[Record list]:
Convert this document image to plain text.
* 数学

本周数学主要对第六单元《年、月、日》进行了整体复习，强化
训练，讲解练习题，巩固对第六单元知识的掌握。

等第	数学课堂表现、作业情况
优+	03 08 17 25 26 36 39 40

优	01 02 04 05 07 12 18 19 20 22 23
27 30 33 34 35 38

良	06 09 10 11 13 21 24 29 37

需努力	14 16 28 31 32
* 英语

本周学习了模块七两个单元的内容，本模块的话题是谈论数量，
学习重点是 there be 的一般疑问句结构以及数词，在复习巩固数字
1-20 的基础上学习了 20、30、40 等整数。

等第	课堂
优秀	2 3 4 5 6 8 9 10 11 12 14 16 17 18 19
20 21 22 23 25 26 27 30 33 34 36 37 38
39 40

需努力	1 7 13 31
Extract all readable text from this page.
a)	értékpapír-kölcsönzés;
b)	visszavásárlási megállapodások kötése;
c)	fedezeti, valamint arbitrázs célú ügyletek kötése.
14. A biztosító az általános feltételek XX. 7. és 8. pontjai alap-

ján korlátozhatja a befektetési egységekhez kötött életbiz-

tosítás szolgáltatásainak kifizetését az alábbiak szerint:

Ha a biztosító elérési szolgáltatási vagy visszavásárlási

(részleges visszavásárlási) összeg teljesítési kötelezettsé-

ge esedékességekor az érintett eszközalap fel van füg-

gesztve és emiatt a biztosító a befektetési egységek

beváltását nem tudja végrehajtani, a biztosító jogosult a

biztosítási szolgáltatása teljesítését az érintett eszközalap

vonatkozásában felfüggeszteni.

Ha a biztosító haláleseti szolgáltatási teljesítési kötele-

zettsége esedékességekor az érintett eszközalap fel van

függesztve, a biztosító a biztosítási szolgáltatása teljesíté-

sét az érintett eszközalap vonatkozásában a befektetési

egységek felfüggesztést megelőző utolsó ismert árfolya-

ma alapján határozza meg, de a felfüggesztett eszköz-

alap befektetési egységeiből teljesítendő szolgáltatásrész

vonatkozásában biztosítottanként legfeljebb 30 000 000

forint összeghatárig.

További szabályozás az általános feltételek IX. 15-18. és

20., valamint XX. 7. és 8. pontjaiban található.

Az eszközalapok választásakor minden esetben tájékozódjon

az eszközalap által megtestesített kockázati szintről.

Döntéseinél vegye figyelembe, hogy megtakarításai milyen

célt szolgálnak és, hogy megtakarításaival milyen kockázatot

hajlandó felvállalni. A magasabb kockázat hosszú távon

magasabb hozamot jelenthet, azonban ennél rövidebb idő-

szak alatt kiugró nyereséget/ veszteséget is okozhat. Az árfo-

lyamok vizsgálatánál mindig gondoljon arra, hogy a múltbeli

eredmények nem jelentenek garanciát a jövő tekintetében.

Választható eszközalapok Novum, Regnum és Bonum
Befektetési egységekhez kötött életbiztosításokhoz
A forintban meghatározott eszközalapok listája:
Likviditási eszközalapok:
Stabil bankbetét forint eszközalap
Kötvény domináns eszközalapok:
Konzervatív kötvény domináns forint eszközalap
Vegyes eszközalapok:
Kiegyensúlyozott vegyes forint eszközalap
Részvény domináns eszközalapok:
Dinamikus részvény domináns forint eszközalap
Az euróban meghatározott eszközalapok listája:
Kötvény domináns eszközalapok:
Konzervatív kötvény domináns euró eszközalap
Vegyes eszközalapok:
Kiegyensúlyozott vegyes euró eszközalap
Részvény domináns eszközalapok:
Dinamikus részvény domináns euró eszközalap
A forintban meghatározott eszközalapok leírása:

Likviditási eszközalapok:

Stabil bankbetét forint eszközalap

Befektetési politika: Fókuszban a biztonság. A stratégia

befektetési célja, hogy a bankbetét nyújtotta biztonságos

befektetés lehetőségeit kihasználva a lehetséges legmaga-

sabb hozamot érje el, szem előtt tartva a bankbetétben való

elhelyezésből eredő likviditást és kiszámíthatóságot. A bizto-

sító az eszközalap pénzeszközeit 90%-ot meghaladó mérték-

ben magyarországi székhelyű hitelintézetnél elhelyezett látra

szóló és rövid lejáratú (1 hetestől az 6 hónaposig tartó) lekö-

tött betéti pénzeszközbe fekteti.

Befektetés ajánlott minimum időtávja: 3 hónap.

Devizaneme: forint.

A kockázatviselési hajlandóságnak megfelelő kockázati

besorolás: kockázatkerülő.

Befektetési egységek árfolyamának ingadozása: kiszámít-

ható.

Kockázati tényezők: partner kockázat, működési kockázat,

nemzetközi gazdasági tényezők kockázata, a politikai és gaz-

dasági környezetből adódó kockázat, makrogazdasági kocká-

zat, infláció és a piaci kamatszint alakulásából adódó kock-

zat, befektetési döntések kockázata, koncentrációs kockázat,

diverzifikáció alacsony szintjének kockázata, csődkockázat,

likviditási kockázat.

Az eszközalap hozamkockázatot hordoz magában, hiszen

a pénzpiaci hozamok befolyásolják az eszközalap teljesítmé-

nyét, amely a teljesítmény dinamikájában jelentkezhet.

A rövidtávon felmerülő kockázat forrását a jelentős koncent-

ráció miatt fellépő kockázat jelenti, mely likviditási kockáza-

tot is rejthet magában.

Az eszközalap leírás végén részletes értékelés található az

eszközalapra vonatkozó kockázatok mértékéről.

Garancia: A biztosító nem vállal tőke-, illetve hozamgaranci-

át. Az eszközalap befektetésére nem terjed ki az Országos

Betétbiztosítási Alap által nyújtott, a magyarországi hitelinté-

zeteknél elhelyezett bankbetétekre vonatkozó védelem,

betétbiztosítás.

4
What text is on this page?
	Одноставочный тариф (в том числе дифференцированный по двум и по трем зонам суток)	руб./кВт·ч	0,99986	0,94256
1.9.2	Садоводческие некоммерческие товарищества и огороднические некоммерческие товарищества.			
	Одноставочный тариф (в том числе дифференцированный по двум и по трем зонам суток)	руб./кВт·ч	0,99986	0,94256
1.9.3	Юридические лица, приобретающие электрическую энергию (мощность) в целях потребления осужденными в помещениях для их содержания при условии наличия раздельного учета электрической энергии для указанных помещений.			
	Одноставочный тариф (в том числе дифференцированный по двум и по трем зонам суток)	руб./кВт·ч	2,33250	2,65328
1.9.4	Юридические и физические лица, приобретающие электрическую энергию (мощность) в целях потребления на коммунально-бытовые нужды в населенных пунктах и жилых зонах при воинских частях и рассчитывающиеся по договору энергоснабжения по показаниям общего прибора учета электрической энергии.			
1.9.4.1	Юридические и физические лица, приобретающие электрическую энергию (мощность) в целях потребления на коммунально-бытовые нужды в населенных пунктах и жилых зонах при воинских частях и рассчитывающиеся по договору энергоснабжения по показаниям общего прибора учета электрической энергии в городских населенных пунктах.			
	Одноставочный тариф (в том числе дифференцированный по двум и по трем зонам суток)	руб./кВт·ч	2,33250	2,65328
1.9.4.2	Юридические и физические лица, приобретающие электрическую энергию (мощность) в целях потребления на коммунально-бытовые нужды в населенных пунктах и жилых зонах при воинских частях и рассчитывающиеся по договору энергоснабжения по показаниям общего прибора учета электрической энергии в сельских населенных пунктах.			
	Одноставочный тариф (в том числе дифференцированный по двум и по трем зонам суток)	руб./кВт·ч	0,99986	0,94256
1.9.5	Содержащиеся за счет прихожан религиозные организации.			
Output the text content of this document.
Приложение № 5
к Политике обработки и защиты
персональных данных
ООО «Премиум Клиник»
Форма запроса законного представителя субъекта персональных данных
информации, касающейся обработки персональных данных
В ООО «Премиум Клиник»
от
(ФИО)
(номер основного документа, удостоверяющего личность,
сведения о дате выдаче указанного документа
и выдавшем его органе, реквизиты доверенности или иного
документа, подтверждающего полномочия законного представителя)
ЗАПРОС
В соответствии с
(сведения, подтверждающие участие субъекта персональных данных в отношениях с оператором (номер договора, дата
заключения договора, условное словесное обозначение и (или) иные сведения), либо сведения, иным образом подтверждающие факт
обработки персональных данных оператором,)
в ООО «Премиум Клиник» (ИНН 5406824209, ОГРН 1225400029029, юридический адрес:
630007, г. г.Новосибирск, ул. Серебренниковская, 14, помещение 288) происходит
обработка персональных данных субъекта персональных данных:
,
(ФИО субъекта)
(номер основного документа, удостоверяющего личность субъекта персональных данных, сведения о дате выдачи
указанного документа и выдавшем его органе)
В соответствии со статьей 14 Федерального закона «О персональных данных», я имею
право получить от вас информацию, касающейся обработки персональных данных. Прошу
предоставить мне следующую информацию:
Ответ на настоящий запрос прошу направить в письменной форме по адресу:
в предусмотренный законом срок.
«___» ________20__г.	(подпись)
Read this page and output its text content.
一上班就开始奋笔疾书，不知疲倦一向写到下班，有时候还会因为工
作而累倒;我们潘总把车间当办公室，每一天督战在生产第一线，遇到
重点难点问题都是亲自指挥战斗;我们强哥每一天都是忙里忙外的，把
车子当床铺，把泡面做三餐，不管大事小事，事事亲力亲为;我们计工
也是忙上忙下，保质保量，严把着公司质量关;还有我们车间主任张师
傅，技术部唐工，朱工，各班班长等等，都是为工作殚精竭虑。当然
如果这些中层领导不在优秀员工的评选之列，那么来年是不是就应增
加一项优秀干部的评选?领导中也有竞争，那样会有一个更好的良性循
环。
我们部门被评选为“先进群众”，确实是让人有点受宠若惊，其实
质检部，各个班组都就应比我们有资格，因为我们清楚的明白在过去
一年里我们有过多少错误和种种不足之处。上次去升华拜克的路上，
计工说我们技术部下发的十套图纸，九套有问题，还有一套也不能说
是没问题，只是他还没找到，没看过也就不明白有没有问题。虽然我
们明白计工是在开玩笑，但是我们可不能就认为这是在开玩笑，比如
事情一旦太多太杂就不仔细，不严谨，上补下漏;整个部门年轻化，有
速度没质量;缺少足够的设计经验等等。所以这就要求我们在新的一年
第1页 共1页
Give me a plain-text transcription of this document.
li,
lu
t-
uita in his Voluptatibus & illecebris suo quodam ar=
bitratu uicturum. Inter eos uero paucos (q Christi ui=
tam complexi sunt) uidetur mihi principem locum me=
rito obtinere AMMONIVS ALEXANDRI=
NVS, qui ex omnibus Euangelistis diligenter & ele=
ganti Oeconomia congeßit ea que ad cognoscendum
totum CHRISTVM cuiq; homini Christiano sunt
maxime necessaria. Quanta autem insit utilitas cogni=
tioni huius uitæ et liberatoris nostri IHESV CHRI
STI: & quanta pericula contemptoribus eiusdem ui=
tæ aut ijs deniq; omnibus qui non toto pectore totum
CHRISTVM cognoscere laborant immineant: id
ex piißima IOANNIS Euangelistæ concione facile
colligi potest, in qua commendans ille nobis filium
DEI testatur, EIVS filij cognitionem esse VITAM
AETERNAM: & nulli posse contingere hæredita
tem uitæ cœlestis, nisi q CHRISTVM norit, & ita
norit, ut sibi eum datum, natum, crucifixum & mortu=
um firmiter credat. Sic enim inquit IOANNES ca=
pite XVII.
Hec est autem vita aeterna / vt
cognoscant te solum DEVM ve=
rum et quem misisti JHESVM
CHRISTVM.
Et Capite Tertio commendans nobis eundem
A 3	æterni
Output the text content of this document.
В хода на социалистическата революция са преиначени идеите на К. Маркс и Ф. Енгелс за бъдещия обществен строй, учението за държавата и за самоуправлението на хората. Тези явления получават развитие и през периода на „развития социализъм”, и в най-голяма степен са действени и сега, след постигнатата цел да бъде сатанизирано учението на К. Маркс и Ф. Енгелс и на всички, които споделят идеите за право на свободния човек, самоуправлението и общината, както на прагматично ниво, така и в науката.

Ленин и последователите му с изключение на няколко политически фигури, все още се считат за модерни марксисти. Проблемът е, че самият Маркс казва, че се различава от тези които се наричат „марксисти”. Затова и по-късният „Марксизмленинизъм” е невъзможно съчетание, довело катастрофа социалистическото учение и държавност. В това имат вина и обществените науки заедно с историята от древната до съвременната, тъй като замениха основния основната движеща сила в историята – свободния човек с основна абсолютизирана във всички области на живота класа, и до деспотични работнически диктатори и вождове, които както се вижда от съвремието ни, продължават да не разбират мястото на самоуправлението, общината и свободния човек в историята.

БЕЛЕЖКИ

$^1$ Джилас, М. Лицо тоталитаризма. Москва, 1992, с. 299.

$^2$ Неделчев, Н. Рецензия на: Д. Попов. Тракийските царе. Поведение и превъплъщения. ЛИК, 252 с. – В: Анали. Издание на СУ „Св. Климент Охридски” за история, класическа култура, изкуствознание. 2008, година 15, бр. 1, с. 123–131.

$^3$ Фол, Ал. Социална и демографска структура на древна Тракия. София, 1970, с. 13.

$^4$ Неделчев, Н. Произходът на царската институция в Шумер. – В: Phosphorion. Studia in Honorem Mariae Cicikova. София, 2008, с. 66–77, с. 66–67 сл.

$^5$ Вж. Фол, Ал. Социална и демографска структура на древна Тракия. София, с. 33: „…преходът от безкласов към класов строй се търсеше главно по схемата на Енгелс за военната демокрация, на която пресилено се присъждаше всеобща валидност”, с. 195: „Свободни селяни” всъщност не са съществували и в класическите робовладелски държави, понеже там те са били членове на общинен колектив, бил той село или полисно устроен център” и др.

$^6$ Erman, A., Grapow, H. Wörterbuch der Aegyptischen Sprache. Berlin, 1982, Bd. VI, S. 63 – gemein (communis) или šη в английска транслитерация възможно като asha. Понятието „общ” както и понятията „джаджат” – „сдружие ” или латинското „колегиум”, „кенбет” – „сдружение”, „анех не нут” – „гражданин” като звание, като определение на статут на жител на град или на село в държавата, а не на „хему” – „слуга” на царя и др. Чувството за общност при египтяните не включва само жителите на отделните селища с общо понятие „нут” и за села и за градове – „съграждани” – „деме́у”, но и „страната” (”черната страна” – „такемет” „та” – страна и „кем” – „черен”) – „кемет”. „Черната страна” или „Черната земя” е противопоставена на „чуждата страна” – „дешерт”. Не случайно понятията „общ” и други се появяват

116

[Goal]: Show the lines where the word "uitæ" appears in the entries.

[The answer]:
tioni huius uitæ et liberatoris nostri IHESV CHRI
tem uitæ cœlestis, nisi q CHRISTVM norit, & ita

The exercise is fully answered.